===== SUPPLIED MATERIAL

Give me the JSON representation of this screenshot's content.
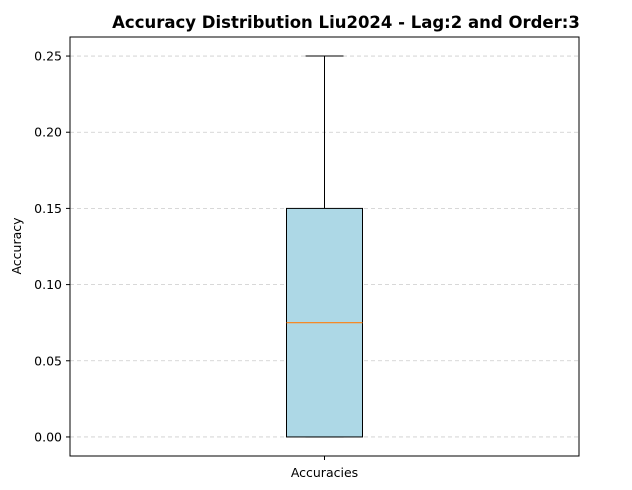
{
  "chart_data": {
    "type": "box",
    "title": "Accuracy Distribution Liu2024 - Lag:2 and Order:3",
    "xlabel": "",
    "ylabel": "Accuracy",
    "categories": [
      "Accuracies"
    ],
    "boxes": [
      {
        "name": "Accuracies",
        "whisker_low": 0.0,
        "q1": 0.0,
        "median": 0.075,
        "q3": 0.15,
        "whisker_high": 0.25
      }
    ],
    "ylim": [
      -0.0125,
      0.2625
    ],
    "yticks": [
      0.0,
      0.05,
      0.1,
      0.15,
      0.2,
      0.25
    ],
    "ytick_labels": [
      "0.00",
      "0.05",
      "0.10",
      "0.15",
      "0.20",
      "0.25"
    ],
    "grid": "y-dashed",
    "colors": {
      "box_fill": "#add8e6",
      "median_line": "#ff7f0e",
      "grid": "#cccccc",
      "edges": "#000000"
    }
  }
}
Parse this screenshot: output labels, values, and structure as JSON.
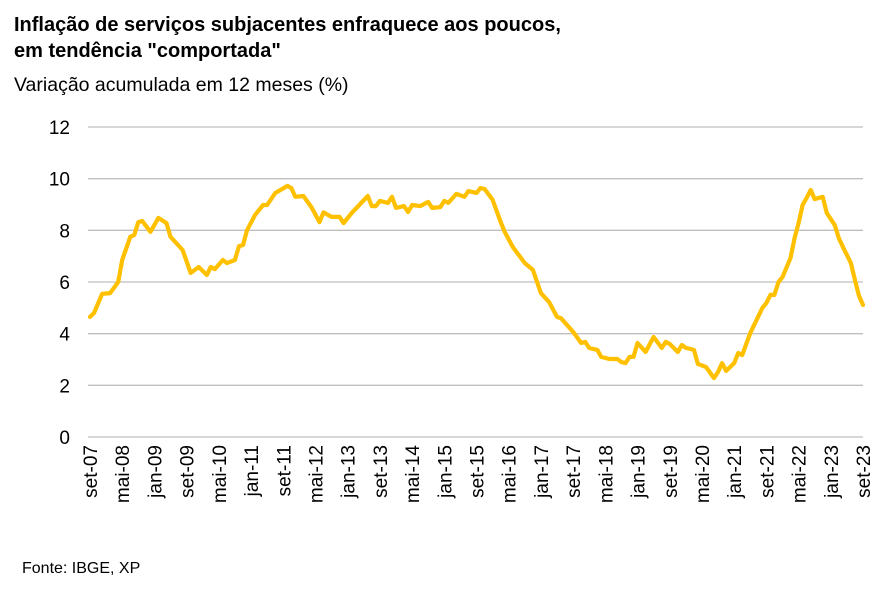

==========

WHAT THE EXERCISE ASKS:
Using the data above, write out every line exactly, leaving the images behind.

WRITTEN ANSWER:
Give me the JSON representation of this screenshot's content.
{
  "chart_data": {
    "type": "box",
    "title": "Accuracy Distribution Liu2024 - Lag:2 and Order:3",
    "xlabel": "",
    "ylabel": "Accuracy",
    "categories": [
      "Accuracies"
    ],
    "boxes": [
      {
        "name": "Accuracies",
        "whisker_low": 0.0,
        "q1": 0.0,
        "median": 0.075,
        "q3": 0.15,
        "whisker_high": 0.25
      }
    ],
    "ylim": [
      -0.0125,
      0.2625
    ],
    "yticks": [
      0.0,
      0.05,
      0.1,
      0.15,
      0.2,
      0.25
    ],
    "ytick_labels": [
      "0.00",
      "0.05",
      "0.10",
      "0.15",
      "0.20",
      "0.25"
    ],
    "grid": "y-dashed",
    "colors": {
      "box_fill": "#add8e6",
      "median_line": "#ff7f0e",
      "grid": "#cccccc",
      "edges": "#000000"
    }
  }
}
Parse this screenshot: output labels, values, and structure as JSON.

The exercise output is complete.